Set exercise → Would you transcribe the whole listing exactly, minus its pictures?

[start]

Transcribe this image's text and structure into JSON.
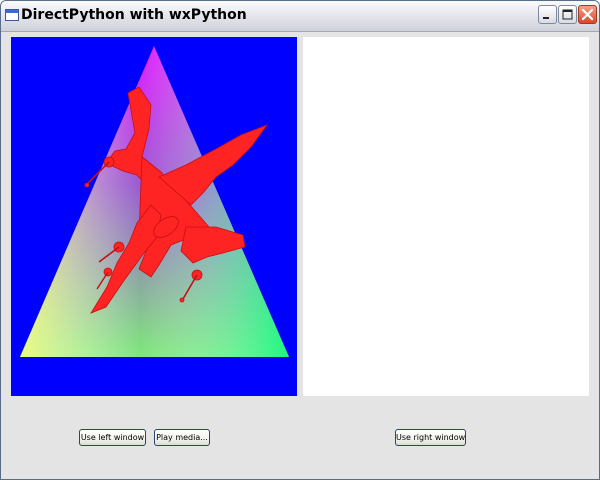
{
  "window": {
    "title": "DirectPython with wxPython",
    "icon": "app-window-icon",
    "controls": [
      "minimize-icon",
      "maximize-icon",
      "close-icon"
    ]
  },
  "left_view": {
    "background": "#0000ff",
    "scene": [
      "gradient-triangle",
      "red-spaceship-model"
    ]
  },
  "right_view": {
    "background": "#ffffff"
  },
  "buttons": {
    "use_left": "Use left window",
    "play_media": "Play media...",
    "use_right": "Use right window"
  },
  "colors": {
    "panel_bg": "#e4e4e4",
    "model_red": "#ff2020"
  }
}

[end]

Solution for this exercise →
Transcribe this image's text and structure into JSON.
{
  "window": {
    "title": "DirectPython with wxPython",
    "icon": "app-window-icon",
    "controls": [
      "minimize-icon",
      "maximize-icon",
      "close-icon"
    ]
  },
  "left_view": {
    "background": "#0000ff",
    "scene": [
      "gradient-triangle",
      "red-spaceship-model"
    ]
  },
  "right_view": {
    "background": "#ffffff"
  },
  "buttons": {
    "use_left": "Use left window",
    "play_media": "Play media...",
    "use_right": "Use right window"
  },
  "colors": {
    "panel_bg": "#e4e4e4",
    "model_red": "#ff2020"
  }
}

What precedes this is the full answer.